-------- Brano da leggere --------

Idee La Catalogna e l’indipendenza

Un’enorme truffa

Pubblicato il 10 Ottobre 2017 alle 13:28

Quel che è successo in Catalogna negli ultimi anni può essere descritto come una “grande truffa”. Una truffa che affonda le sue radici in un intenso processo di appropriazione dello spazio politico e sociale della regione, fino al punto in cui l’opinione di chiunque altro è stata soffocata. Perché è una truffa dire, come sostengono i nazionalisti della Catalogna, che i diritti dei catalani sono stati calpestati, che non gli è stato permesso di votare liberamente, che sono “stati derubati”, o che la loro lingua e la loro cultura sono state “soppresse” dalla Spagna. Quel che è successo in Catalogna è che il tradizionale “catalanismo” protetto dalla generosità della costituzione spagnola del 1978, che conferisce un’ampia autonomia alla regione, si è trasformato in nazionalismo e, da qui, in appelli all’indipendenza, per avidità, opportunismo e capacità politica interna. E il nazionalismo è inarrestabile, perché va alla ricerca di una relazione dualistica, di buoni contro cattivi, di esclusività, di obbligo a schierarsi.

-------- Righe di dati --------

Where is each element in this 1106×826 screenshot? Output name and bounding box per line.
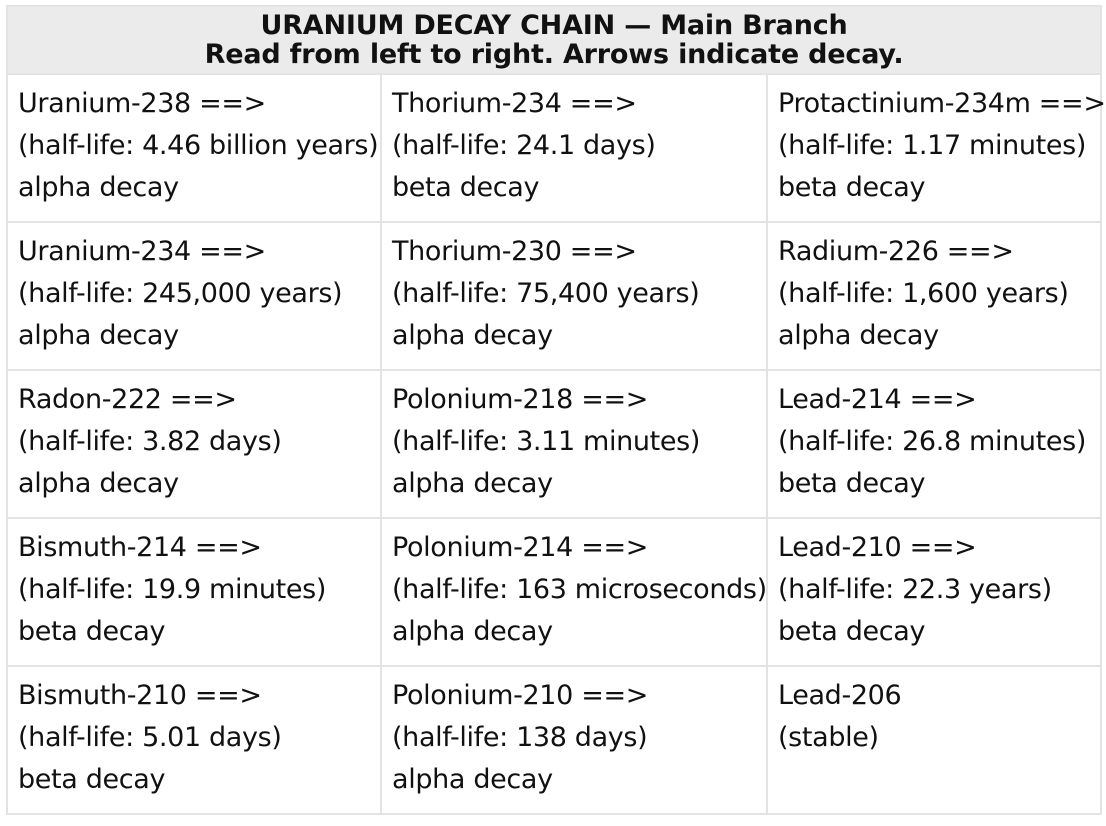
table-header: URANIUM DECAY CHAIN — Main Branch Read f… <box>7 6 1101 74</box>
isotope-cell: Radon-222 ==> (half-life: 3.82 days) alp… <box>7 370 381 518</box>
table-row: Bismuth-214 ==> (half-life: 19.9 minutes… <box>7 518 1101 666</box>
isotope-cell: Polonium-218 ==> (half-life: 3.11 minute… <box>381 370 767 518</box>
isotope-name: Polonium-210 ==> <box>392 675 766 717</box>
decay-mode: beta decay <box>778 167 1100 209</box>
decay-mode: alpha decay <box>392 315 766 357</box>
half-life: (half-life: 3.11 minutes) <box>392 421 766 463</box>
decay-mode: alpha decay <box>392 463 766 505</box>
isotope-cell: Uranium-234 ==> (half-life: 245,000 year… <box>7 222 381 370</box>
isotope-name: Radium-226 ==> <box>778 231 1100 273</box>
isotope-cell: Lead-214 ==> (half-life: 26.8 minutes) b… <box>767 370 1101 518</box>
half-life: (half-life: 3.82 days) <box>18 421 380 463</box>
isotope-name: Thorium-234 ==> <box>392 83 766 125</box>
isotope-name: Uranium-238 ==> <box>18 83 380 125</box>
decay-mode: beta decay <box>778 611 1100 653</box>
decay-mode: alpha decay <box>18 167 380 209</box>
isotope-cell: Protactinium-234m ==> (half-life: 1.17 m… <box>767 74 1101 222</box>
half-life: (stable) <box>778 717 1100 759</box>
isotope-name: Uranium-234 ==> <box>18 231 380 273</box>
isotope-name: Thorium-230 ==> <box>392 231 766 273</box>
decay-mode: beta decay <box>18 611 380 653</box>
decay-mode: alpha decay <box>392 611 766 653</box>
isotope-name: Polonium-218 ==> <box>392 379 766 421</box>
isotope-name: Lead-214 ==> <box>778 379 1100 421</box>
isotope-cell: Thorium-234 ==> (half-life: 24.1 days) b… <box>381 74 767 222</box>
isotope-name: Polonium-214 ==> <box>392 527 766 569</box>
isotope-cell: Radium-226 ==> (half-life: 1,600 years) … <box>767 222 1101 370</box>
isotope-name: Protactinium-234m ==> <box>778 83 1100 125</box>
isotope-cell: Lead-206 (stable) <box>767 666 1101 814</box>
isotope-cell: Bismuth-210 ==> (half-life: 5.01 days) b… <box>7 666 381 814</box>
table-subtitle: Read from left to right. Arrows indicate… <box>8 40 1100 69</box>
isotope-name: Radon-222 ==> <box>18 379 380 421</box>
decay-mode: beta decay <box>18 759 380 801</box>
isotope-name: Bismuth-210 ==> <box>18 675 380 717</box>
decay-mode: alpha decay <box>392 759 766 801</box>
half-life: (half-life: 138 days) <box>392 717 766 759</box>
half-life: (half-life: 22.3 years) <box>778 569 1100 611</box>
decay-mode: beta decay <box>778 463 1100 505</box>
isotope-cell: Thorium-230 ==> (half-life: 75,400 years… <box>381 222 767 370</box>
half-life: (half-life: 26.8 minutes) <box>778 421 1100 463</box>
decay-mode: alpha decay <box>778 315 1100 357</box>
half-life: (half-life: 75,400 years) <box>392 273 766 315</box>
table-title: URANIUM DECAY CHAIN — Main Branch <box>8 11 1100 40</box>
isotope-name: Bismuth-214 ==> <box>18 527 380 569</box>
isotope-cell: Bismuth-214 ==> (half-life: 19.9 minutes… <box>7 518 381 666</box>
decay-mode: beta decay <box>392 167 766 209</box>
half-life: (half-life: 1.17 minutes) <box>778 125 1100 167</box>
decay-mode: alpha decay <box>18 315 380 357</box>
table-row: Uranium-238 ==> (half-life: 4.46 billion… <box>7 74 1101 222</box>
half-life: (half-life: 24.1 days) <box>392 125 766 167</box>
half-life: (half-life: 5.01 days) <box>18 717 380 759</box>
isotope-cell: Polonium-210 ==> (half-life: 138 days) a… <box>381 666 767 814</box>
half-life: (half-life: 245,000 years) <box>18 273 380 315</box>
isotope-cell: Uranium-238 ==> (half-life: 4.46 billion… <box>7 74 381 222</box>
isotope-name: Lead-206 <box>778 675 1100 717</box>
half-life: (half-life: 19.9 minutes) <box>18 569 380 611</box>
table-row: Radon-222 ==> (half-life: 3.82 days) alp… <box>7 370 1101 518</box>
isotope-cell: Lead-210 ==> (half-life: 22.3 years) bet… <box>767 518 1101 666</box>
decay-mode: alpha decay <box>18 463 380 505</box>
table-row: Uranium-234 ==> (half-life: 245,000 year… <box>7 222 1101 370</box>
isotope-name: Lead-210 ==> <box>778 527 1100 569</box>
half-life: (half-life: 4.46 billion years) <box>18 125 380 167</box>
decay-chain-table: URANIUM DECAY CHAIN — Main Branch Read f… <box>6 5 1102 815</box>
isotope-cell: Polonium-214 ==> (half-life: 163 microse… <box>381 518 767 666</box>
half-life: (half-life: 163 microseconds) <box>392 569 766 611</box>
table-header-row: URANIUM DECAY CHAIN — Main Branch Read f… <box>7 6 1101 74</box>
table-row: Bismuth-210 ==> (half-life: 5.01 days) b… <box>7 666 1101 814</box>
half-life: (half-life: 1,600 years) <box>778 273 1100 315</box>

--------

Nel brano sulla Catalogna, quali affermazioni dei nazionalisti catalani vengono definite una truffa? Riportale tutte. Le righe di dati non hanno alcun legame con il brano.

* _Risposta all'esercizio_:
- I diritti dei catalani sono stati calpestati.
- Ai catalani non è stato permesso di votare liberamente.
- I catalani sono "stati derubati".
- La lingua e la cultura dei catalani sono state "soppresse" dalla Spagna.